:: AVAILABLE DATA

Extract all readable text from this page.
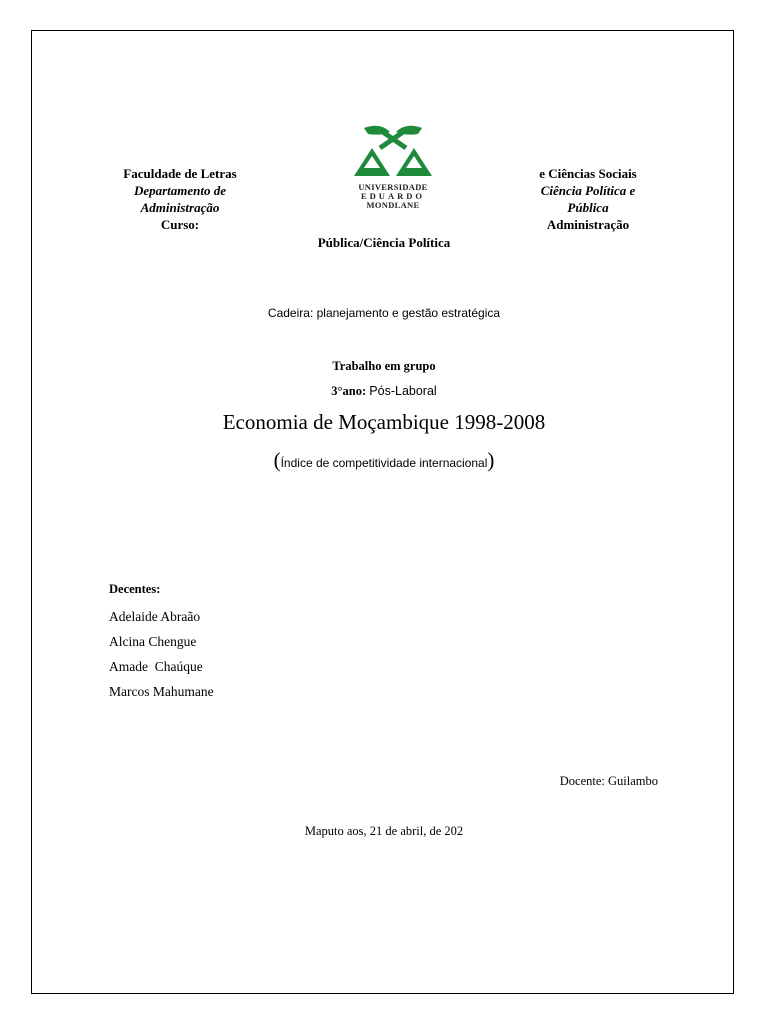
Faculdade de Letras
Departamento de
Administração
Curso:
UNIVERSIDADE
EDUARDO
MONDLANE
e Ciências Sociais
Ciência Política e
Pública
Administração
Pública/Ciência Política
Cadeira: planejamento e gestão estratégica
Trabalho em grupo
3°ano: Pós-Laboral
Economia de Moçambique 1998-2008
(Índice de competitividade internacional)
Decentes:
Adelaide Abraão
Alcina Chengue
Amade  Chaúque
Marcos Mahumane
Docente: Guilambo
Maputo aos, 21 de abril, de 202
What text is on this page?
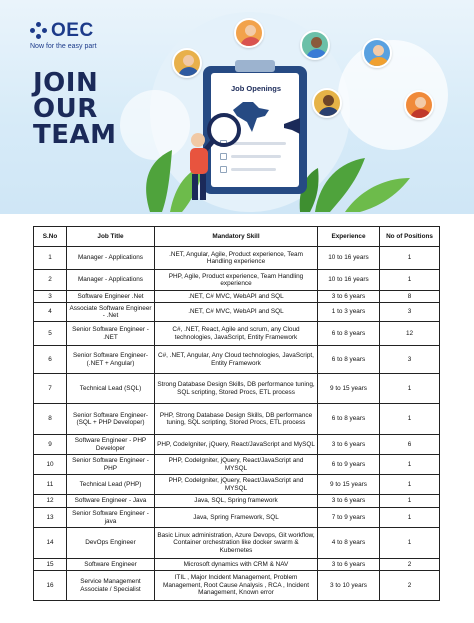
OEC
Now for the easy part
JOIN
OUR
TEAM
Job Openings
S.No	Job Title	Mandatory Skill	Experience	No of Positions
1	Manager - Applications	.NET, Angular, Agile, Product experience, Team Handling experience	10 to 16 years	1
2	Manager - Applications	PHP, Agile, Product experience, Team Handling experience	10 to 16 years	1
3	Software Engineer .Net	.NET, C# MVC, WebAPI and SQL	3 to 6 years	8
4	Associate Software Engineer - .Net	.NET, C# MVC, WebAPI and SQL	1 to 3 years	3
5	Senior Software Engineer - .NET	C#, .NET, React, Agile and scrum, any Cloud technologies, JavaScript, Entity Framework	6 to 8 years	12
6	Senior Software Engineer- (.NET + Angular)	C#, .NET, Angular, Any Cloud technologies, JavaScript, Entity Framework	6 to 8 years	3
7	Technical Lead (SQL)	Strong Database Design Skills, DB performance tuning, SQL scripting, Stored Procs, ETL process	9 to 15 years	1
8	Senior Software Engineer- (SQL + PHP Developer)	PHP, Strong Database Design Skills, DB performance tuning, SQL scripting, Stored Procs, ETL process	6 to 8 years	1
9	Software Engineer - PHP Developer	PHP, CodeIgniter, jQuery, React/JavaScript and MySQL	3 to 6 years	6
10	Senior Software Engineer - PHP	PHP, CodeIgniter, jQuery, React/JavaScript and MYSQL	6 to 9 years	1
11	Technical Lead (PHP)	PHP, CodeIgniter, jQuery, React/JavaScript and MYSQL	9 to 15 years	1
12	Software Engineer - Java	Java, SQL, Spring framework	3 to 6 years	1
13	Senior Software Engineer -java	Java, Spring Framework, SQL	7 to 9 years	1
14	DevOps Engineer	Basic Linux administration, Azure Devops, Git workflow, Container orchestration like docker swarm & Kubernetes	4 to 8 years	1
15	Software Engineer	Microsoft dynamics with CRM & NAV	3 to 6 years	2
16	Service Management Associate / Specialist	ITIL , Major Incident Management, Problem Management, Root Cause Analysis , RCA , Incident Management, Known error	3 to 10 years	2
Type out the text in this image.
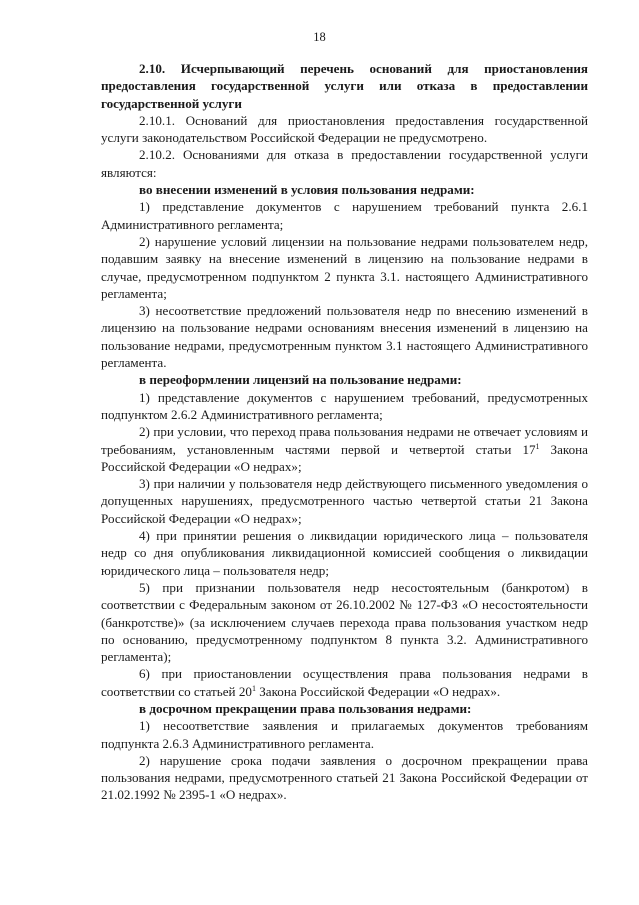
18

2.10. Исчерпывающий перечень оснований для приостановления предоставления государственной услуги или отказа в предоставлении государственной услуги

2.10.1. Оснований для приостановления предоставления государственной услуги законодательством Российской Федерации не предусмотрено.

2.10.2. Основаниями для отказа в предоставлении государственной услуги являются:

во внесении изменений в условия пользования недрами:

1) представление документов с нарушением требований пункта 2.6.1 Административного регламента;

2) нарушение условий лицензии на пользование недрами пользователем недр, подавшим заявку на внесение изменений в лицензию на пользование недрами в случае, предусмотренном подпунктом 2 пункта 3.1. настоящего Административного регламента;

3) несоответствие предложений пользователя недр по внесению изменений в лицензию на пользование недрами основаниям внесения изменений в лицензию на пользование недрами, предусмотренным пунктом 3.1 настоящего Административного регламента.

в переоформлении лицензий на пользование недрами:

1) представление документов с нарушением требований, предусмотренных подпунктом 2.6.2 Административного регламента;

2) при условии, что переход права пользования недрами не отвечает условиям и требованиям, установленным частями первой и четвертой статьи $17^1$ Закона Российской Федерации «О недрах»;

3) при наличии у пользователя недр действующего письменного уведомления о допущенных нарушениях, предусмотренного частью четвертой статьи 21 Закона Российской Федерации «О недрах»;

4) при принятии решения о ликвидации юридического лица – пользователя недр со дня опубликования ликвидационной комиссией сообщения о ликвидации юридического лица – пользователя недр;

5) при признании пользователя недр несостоятельным (банкротом) в соответствии с Федеральным законом от 26.10.2002 № 127-ФЗ «О несостоятельности (банкротстве)» (за исключением случаев перехода права пользования участком недр по основанию, предусмотренному подпунктом 8 пункта 3.2. Административного регламента);

6) при приостановлении осуществления права пользования недрами в соответствии со статьей $20^1$ Закона Российской Федерации «О недрах».

в досрочном прекращении права пользования недрами:

1) несоответствие заявления и прилагаемых документов требованиям подпункта 2.6.3 Административного регламента.

2) нарушение срока подачи заявления о досрочном прекращении права пользования недрами, предусмотренного статьей 21 Закона Российской Федерации от 21.02.1992 № 2395-1 «О недрах».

::::

▸ TASK DETAILS
Retype everything in the material word for word, minus pictures.

▸ ANSWER TO THIS TASK
Extract all readable text from this page.
Faculdade de Letras
Departamento de
Administração
Curso:
UNIVERSIDADE
EDUARDO
MONDLANE
e Ciências Sociais
Ciência Política e
Pública
Administração
Pública/Ciência Política
Cadeira: planejamento e gestão estratégica
Trabalho em grupo
3°ano: Pós-Laboral
Economia de Moçambique 1998-2008
(Índice de competitividade internacional)
Decentes:
Adelaide Abraão
Alcina Chengue
Amade  Chaúque
Marcos Mahumane
Docente: Guilambo
Maputo aos, 21 de abril, de 202
What text is on this page?
OEC
Now for the easy part
JOIN
OUR
TEAM
Job Openings
S.No	Job Title	Mandatory Skill	Experience	No of Positions
1	Manager - Applications	.NET, Angular, Agile, Product experience, Team Handling experience	10 to 16 years	1
2	Manager - Applications	PHP, Agile, Product experience, Team Handling experience	10 to 16 years	1
3	Software Engineer .Net	.NET, C# MVC, WebAPI and SQL	3 to 6 years	8
4	Associate Software Engineer - .Net	.NET, C# MVC, WebAPI and SQL	1 to 3 years	3
5	Senior Software Engineer - .NET	C#, .NET, React, Agile and scrum, any Cloud technologies, JavaScript, Entity Framework	6 to 8 years	12
6	Senior Software Engineer- (.NET + Angular)	C#, .NET, Angular, Any Cloud technologies, JavaScript, Entity Framework	6 to 8 years	3
7	Technical Lead (SQL)	Strong Database Design Skills, DB performance tuning, SQL scripting, Stored Procs, ETL process	9 to 15 years	1
8	Senior Software Engineer- (SQL + PHP Developer)	PHP, Strong Database Design Skills, DB performance tuning, SQL scripting, Stored Procs, ETL process	6 to 8 years	1
9	Software Engineer - PHP Developer	PHP, CodeIgniter, jQuery, React/JavaScript and MySQL	3 to 6 years	6
10	Senior Software Engineer - PHP	PHP, CodeIgniter, jQuery, React/JavaScript and MYSQL	6 to 9 years	1
11	Technical Lead (PHP)	PHP, CodeIgniter, jQuery, React/JavaScript and MYSQL	9 to 15 years	1
12	Software Engineer - Java	Java, SQL, Spring framework	3 to 6 years	1
13	Senior Software Engineer -java	Java, Spring Framework, SQL	7 to 9 years	1
14	DevOps Engineer	Basic Linux administration, Azure Devops, Git workflow, Container orchestration like docker swarm & Kubernetes	4 to 8 years	1
15	Software Engineer	Microsoft dynamics with CRM & NAV	3 to 6 years	2
16	Service Management Associate / Specialist	ITIL , Major Incident Management, Problem Management, Root Cause Analysis , RCA , Incident Management, Known error	3 to 10 years	2
Type out the text in this image.
18

2.10. Исчерпывающий перечень оснований для приостановления предоставления государственной услуги или отказа в предоставлении государственной услуги

2.10.1. Оснований для приостановления предоставления государственной услуги законодательством Российской Федерации не предусмотрено.

2.10.2. Основаниями для отказа в предоставлении государственной услуги являются:

во внесении изменений в условия пользования недрами:

1) представление документов с нарушением требований пункта 2.6.1 Административного регламента;

2) нарушение условий лицензии на пользование недрами пользователем недр, подавшим заявку на внесение изменений в лицензию на пользование недрами в случае, предусмотренном подпунктом 2 пункта 3.1. настоящего Административного регламента;

3) несоответствие предложений пользователя недр по внесению изменений в лицензию на пользование недрами основаниям внесения изменений в лицензию на пользование недрами, предусмотренным пунктом 3.1 настоящего Административного регламента.

в переоформлении лицензий на пользование недрами:

1) представление документов с нарушением требований, предусмотренных подпунктом 2.6.2 Административного регламента;

2) при условии, что переход права пользования недрами не отвечает условиям и требованиям, установленным частями первой и четвертой статьи $17^1$ Закона Российской Федерации «О недрах»;

3) при наличии у пользователя недр действующего письменного уведомления о допущенных нарушениях, предусмотренного частью четвертой статьи 21 Закона Российской Федерации «О недрах»;

4) при принятии решения о ликвидации юридического лица – пользователя недр со дня опубликования ликвидационной комиссией сообщения о ликвидации юридического лица – пользователя недр;

5) при признании пользователя недр несостоятельным (банкротом) в соответствии с Федеральным законом от 26.10.2002 № 127-ФЗ «О несостоятельности (банкротстве)» (за исключением случаев перехода права пользования участком недр по основанию, предусмотренному подпунктом 8 пункта 3.2. Административного регламента);

6) при приостановлении осуществления права пользования недрами в соответствии со статьей $20^1$ Закона Российской Федерации «О недрах».

в досрочном прекращении права пользования недрами:

1) несоответствие заявления и прилагаемых документов требованиям подпункта 2.6.3 Административного регламента.

2) нарушение срока подачи заявления о досрочном прекращении права пользования недрами, предусмотренного статьей 21 Закона Российской Федерации от 21.02.1992 № 2395-1 «О недрах».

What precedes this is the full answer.